#### Figure collection entries:
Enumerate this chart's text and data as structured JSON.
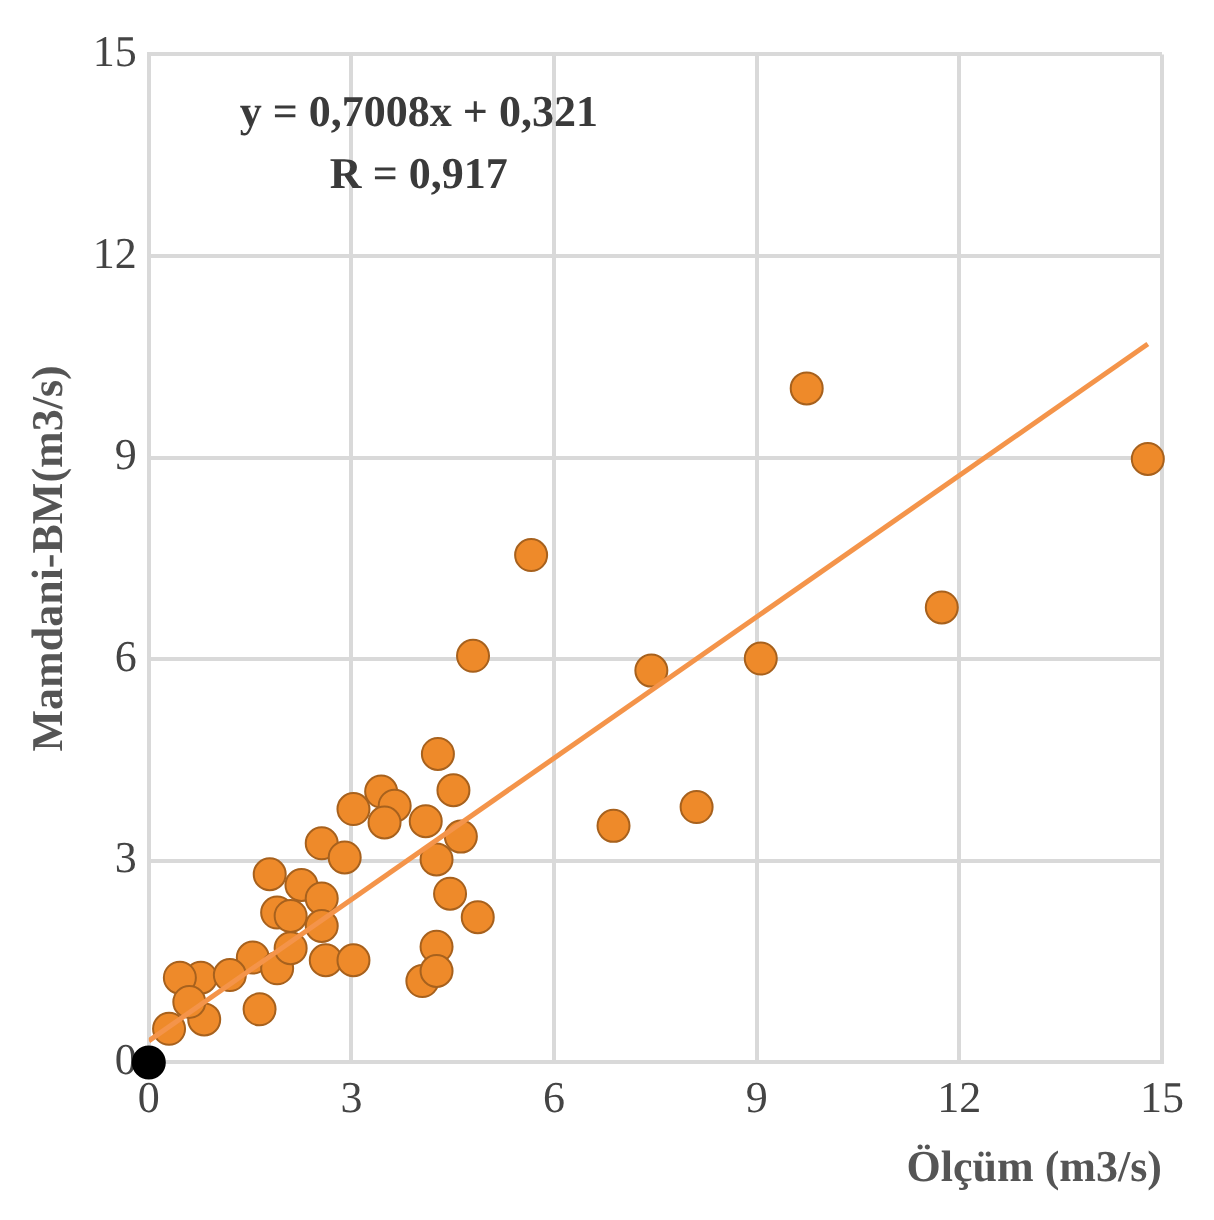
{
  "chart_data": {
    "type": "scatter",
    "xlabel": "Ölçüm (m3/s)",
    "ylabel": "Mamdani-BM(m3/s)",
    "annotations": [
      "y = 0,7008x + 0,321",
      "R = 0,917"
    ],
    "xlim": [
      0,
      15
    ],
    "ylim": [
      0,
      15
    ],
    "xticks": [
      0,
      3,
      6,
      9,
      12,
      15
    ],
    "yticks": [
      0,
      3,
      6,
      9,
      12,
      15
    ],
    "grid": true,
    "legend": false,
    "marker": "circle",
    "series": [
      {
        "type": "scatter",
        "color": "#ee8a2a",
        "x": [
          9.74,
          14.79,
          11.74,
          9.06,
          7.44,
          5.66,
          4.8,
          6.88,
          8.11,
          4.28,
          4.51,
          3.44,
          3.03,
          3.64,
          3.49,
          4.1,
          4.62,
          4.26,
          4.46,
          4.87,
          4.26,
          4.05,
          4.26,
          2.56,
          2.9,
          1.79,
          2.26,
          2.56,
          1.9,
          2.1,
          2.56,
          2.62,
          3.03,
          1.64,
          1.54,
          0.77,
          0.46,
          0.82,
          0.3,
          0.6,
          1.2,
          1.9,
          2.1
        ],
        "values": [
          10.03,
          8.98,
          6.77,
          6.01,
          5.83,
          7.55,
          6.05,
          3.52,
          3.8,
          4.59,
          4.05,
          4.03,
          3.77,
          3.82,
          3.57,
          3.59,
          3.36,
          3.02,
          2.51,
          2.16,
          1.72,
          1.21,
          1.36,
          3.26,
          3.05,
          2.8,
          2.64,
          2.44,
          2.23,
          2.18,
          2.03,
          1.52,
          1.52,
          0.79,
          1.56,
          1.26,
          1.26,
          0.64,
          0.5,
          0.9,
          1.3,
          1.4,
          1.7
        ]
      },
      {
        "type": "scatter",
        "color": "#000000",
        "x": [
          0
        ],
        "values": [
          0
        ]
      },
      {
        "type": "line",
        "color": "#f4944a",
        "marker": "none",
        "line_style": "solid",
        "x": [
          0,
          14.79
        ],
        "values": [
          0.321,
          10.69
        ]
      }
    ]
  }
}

#### Direction:
Copy out each line of the records that holds the string "color".

#### Task result:
        "color": "#ee8a2a",
        "color": "#000000",
        "color": "#f4944a",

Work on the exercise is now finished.